Go through the entries one line at a time, and gather every line that has the word "Layer".

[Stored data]

>>

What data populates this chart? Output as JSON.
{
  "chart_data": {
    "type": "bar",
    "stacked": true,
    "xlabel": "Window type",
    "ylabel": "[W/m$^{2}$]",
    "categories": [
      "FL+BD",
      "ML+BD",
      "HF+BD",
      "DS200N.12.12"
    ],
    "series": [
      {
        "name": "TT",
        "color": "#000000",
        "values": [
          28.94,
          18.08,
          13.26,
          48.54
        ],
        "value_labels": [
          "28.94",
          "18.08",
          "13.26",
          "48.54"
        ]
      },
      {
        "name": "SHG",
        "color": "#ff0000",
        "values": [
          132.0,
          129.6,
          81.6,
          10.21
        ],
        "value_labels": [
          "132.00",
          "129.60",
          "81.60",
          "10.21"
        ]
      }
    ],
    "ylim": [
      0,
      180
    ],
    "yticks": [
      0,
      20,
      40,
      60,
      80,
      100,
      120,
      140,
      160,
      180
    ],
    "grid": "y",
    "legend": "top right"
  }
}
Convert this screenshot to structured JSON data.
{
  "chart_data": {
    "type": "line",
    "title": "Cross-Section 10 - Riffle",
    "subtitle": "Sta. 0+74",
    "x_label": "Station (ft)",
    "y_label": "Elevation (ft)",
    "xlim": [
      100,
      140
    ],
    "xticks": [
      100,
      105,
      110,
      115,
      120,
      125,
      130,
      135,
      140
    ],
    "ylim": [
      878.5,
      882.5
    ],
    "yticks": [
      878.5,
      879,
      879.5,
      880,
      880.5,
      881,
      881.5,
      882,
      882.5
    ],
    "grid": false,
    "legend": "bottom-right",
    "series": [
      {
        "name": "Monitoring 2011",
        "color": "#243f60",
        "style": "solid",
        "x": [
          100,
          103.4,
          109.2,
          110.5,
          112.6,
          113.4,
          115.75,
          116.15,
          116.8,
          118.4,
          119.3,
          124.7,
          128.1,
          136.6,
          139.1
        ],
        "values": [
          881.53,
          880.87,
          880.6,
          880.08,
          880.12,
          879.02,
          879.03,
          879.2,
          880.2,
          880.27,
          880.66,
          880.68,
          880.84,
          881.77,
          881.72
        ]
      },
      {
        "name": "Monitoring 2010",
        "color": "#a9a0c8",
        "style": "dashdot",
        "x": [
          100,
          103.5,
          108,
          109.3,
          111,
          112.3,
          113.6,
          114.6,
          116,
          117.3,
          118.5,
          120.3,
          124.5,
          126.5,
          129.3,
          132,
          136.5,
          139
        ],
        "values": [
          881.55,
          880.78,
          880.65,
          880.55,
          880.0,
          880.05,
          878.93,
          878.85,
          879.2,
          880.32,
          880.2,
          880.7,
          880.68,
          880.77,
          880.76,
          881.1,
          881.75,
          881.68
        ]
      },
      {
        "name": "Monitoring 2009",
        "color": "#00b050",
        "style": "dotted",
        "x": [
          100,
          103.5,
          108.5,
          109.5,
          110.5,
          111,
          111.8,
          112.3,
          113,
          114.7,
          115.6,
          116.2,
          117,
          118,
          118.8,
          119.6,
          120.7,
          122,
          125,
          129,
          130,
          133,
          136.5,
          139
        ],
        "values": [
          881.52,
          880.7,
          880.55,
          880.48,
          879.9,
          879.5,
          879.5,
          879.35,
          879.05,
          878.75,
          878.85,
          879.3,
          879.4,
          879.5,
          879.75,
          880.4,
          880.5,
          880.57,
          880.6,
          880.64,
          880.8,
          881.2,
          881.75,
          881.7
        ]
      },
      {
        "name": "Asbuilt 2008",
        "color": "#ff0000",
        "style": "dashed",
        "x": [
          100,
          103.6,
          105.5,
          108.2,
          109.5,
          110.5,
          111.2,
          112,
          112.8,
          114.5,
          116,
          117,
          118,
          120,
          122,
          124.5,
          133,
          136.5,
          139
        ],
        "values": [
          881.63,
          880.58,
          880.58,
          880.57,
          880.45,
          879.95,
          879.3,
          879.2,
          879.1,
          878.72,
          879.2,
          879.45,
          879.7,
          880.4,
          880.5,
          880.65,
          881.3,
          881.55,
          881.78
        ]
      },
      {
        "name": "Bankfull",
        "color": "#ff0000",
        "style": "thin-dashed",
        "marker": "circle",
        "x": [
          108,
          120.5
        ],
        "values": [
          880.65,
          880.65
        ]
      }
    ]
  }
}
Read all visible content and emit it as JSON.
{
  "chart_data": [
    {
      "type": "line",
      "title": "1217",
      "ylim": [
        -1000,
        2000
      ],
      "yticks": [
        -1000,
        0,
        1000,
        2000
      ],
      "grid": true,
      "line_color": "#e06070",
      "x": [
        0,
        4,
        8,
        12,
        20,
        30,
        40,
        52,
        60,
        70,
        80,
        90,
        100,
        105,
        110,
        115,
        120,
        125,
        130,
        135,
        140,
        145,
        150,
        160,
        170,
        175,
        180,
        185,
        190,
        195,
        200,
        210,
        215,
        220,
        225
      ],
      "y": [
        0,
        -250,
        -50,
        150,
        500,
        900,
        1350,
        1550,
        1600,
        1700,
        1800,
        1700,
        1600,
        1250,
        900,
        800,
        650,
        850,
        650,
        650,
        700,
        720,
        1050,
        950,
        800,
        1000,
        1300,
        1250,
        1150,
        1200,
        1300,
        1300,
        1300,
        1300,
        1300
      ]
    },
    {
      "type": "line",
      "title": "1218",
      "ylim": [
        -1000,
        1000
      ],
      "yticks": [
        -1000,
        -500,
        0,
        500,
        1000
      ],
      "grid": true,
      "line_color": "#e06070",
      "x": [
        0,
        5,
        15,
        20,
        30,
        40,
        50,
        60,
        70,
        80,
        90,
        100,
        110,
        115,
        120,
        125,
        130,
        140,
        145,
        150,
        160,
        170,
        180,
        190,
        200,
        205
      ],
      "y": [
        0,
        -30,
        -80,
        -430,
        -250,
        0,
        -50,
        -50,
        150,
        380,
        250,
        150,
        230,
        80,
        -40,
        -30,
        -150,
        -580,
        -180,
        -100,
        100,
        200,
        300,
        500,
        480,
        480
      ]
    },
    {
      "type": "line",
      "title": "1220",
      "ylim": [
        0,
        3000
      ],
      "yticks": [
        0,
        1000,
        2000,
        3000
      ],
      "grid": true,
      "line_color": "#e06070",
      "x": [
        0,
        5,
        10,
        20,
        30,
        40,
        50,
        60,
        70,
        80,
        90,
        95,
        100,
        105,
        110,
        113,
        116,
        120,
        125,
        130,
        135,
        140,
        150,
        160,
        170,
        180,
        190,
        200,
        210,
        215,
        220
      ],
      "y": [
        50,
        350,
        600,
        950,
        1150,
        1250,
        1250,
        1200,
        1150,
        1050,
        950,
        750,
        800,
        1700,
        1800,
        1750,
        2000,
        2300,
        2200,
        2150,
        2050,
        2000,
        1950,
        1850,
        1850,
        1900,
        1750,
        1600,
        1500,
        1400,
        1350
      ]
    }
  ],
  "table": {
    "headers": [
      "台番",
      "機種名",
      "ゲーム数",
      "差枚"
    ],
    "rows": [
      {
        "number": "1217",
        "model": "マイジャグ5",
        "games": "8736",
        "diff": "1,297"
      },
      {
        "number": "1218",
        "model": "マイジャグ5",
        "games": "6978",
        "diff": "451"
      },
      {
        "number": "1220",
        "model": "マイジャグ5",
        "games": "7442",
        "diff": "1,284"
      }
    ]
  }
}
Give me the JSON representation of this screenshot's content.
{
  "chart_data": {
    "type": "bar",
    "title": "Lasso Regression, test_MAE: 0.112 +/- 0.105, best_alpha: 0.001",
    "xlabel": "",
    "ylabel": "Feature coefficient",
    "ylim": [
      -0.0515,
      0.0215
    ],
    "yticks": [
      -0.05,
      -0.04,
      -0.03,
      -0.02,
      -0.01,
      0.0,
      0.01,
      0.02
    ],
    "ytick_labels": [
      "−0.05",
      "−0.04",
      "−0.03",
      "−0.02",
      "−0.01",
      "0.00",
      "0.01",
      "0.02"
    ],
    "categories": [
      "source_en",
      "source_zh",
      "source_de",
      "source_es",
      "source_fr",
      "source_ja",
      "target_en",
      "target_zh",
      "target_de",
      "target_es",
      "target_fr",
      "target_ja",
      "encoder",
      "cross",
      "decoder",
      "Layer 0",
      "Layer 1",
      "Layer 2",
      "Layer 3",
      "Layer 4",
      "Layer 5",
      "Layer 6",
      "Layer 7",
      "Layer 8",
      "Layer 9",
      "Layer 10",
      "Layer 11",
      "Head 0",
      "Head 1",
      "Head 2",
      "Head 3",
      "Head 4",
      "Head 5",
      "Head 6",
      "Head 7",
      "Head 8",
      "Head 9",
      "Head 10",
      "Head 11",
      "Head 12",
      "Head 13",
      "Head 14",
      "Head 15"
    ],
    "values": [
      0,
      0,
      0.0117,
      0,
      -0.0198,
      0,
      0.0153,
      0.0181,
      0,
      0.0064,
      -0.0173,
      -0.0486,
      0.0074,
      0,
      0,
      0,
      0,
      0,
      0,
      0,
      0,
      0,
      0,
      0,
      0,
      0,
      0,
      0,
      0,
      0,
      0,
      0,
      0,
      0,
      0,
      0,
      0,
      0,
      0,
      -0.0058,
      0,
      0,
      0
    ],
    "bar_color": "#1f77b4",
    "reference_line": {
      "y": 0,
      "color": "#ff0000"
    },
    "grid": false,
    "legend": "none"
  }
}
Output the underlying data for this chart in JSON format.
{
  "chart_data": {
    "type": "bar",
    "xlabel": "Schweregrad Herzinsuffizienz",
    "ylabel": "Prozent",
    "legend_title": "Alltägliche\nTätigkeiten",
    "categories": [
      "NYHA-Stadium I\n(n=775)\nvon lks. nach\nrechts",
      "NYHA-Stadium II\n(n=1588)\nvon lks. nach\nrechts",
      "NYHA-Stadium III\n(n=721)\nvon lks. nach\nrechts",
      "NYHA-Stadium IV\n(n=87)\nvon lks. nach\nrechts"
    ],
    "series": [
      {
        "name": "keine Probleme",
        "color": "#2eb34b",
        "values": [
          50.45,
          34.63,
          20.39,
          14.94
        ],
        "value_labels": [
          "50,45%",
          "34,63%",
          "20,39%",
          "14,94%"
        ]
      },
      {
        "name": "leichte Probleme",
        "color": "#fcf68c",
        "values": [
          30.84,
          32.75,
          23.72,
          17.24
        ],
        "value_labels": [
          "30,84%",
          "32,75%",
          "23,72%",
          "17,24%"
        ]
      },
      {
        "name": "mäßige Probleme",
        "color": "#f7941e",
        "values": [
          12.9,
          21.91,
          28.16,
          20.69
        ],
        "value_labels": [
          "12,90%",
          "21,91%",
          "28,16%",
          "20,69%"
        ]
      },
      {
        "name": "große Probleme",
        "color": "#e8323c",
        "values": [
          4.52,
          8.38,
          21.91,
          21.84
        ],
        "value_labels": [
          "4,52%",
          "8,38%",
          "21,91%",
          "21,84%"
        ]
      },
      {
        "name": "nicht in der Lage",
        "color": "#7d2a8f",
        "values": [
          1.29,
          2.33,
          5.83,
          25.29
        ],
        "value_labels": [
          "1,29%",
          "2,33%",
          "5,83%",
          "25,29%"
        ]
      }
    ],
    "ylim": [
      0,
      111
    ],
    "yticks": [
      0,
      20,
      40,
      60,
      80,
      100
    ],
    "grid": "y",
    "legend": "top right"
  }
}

<<

TASK OUTPUT:
      "Layer 0",
      "Layer 1",
      "Layer 2",
      "Layer 3",
      "Layer 4",
      "Layer 5",
      "Layer 6",
      "Layer 7",
      "Layer 8",
      "Layer 9",
      "Layer 10",
      "Layer 11",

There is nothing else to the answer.